## RECORDS

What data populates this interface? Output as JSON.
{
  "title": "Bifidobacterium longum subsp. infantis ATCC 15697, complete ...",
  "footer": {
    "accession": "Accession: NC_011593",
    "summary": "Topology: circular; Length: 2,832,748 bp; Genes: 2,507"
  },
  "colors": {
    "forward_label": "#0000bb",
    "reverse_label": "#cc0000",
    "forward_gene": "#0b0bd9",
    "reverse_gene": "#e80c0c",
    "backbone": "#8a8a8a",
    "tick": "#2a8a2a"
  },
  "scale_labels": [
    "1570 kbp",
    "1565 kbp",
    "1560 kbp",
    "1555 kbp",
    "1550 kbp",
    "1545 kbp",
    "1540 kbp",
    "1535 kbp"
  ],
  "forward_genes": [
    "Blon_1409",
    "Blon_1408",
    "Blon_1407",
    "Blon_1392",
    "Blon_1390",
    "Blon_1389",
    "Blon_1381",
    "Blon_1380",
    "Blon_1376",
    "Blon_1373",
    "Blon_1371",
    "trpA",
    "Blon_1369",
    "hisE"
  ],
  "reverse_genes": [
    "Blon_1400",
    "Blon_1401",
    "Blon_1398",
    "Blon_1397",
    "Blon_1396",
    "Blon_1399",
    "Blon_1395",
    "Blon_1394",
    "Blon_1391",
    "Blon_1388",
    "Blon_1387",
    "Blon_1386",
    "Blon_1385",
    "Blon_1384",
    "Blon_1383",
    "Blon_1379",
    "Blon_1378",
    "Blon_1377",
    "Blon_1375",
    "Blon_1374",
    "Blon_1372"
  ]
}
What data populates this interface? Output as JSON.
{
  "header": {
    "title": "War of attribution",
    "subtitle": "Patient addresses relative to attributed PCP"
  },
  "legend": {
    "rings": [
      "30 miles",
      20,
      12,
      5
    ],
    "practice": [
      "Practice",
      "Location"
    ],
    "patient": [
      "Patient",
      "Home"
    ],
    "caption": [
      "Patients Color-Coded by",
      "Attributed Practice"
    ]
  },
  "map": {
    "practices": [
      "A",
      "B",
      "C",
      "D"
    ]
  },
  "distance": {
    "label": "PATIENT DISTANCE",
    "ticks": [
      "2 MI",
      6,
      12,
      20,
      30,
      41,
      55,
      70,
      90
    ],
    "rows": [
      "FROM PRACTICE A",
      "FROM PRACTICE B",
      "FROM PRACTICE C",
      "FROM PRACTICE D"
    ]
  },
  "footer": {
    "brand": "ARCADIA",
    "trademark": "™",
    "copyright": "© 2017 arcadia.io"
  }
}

## WORK ORDER
Output all of the material exactly as written.

## WRITTEN SOLUTION
What data populates this interface? Output as JSON.
{
  "title": "Bifidobacterium longum subsp. infantis ATCC 15697, complete ...",
  "footer": {
    "accession": "Accession: NC_011593",
    "summary": "Topology: circular; Length: 2,832,748 bp; Genes: 2,507"
  },
  "colors": {
    "forward_label": "#0000bb",
    "reverse_label": "#cc0000",
    "forward_gene": "#0b0bd9",
    "reverse_gene": "#e80c0c",
    "backbone": "#8a8a8a",
    "tick": "#2a8a2a"
  },
  "scale_labels": [
    "1570 kbp",
    "1565 kbp",
    "1560 kbp",
    "1555 kbp",
    "1550 kbp",
    "1545 kbp",
    "1540 kbp",
    "1535 kbp"
  ],
  "forward_genes": [
    "Blon_1409",
    "Blon_1408",
    "Blon_1407",
    "Blon_1392",
    "Blon_1390",
    "Blon_1389",
    "Blon_1381",
    "Blon_1380",
    "Blon_1376",
    "Blon_1373",
    "Blon_1371",
    "trpA",
    "Blon_1369",
    "hisE"
  ],
  "reverse_genes": [
    "Blon_1400",
    "Blon_1401",
    "Blon_1398",
    "Blon_1397",
    "Blon_1396",
    "Blon_1399",
    "Blon_1395",
    "Blon_1394",
    "Blon_1391",
    "Blon_1388",
    "Blon_1387",
    "Blon_1386",
    "Blon_1385",
    "Blon_1384",
    "Blon_1383",
    "Blon_1379",
    "Blon_1378",
    "Blon_1377",
    "Blon_1375",
    "Blon_1374",
    "Blon_1372"
  ]
}
What data populates this interface? Output as JSON.
{
  "header": {
    "title": "War of attribution",
    "subtitle": "Patient addresses relative to attributed PCP"
  },
  "legend": {
    "rings": [
      "30 miles",
      20,
      12,
      5
    ],
    "practice": [
      "Practice",
      "Location"
    ],
    "patient": [
      "Patient",
      "Home"
    ],
    "caption": [
      "Patients Color-Coded by",
      "Attributed Practice"
    ]
  },
  "map": {
    "practices": [
      "A",
      "B",
      "C",
      "D"
    ]
  },
  "distance": {
    "label": "PATIENT DISTANCE",
    "ticks": [
      "2 MI",
      6,
      12,
      20,
      30,
      41,
      55,
      70,
      90
    ],
    "rows": [
      "FROM PRACTICE A",
      "FROM PRACTICE B",
      "FROM PRACTICE C",
      "FROM PRACTICE D"
    ]
  },
  "footer": {
    "brand": "ARCADIA",
    "trademark": "™",
    "copyright": "© 2017 arcadia.io"
  }
}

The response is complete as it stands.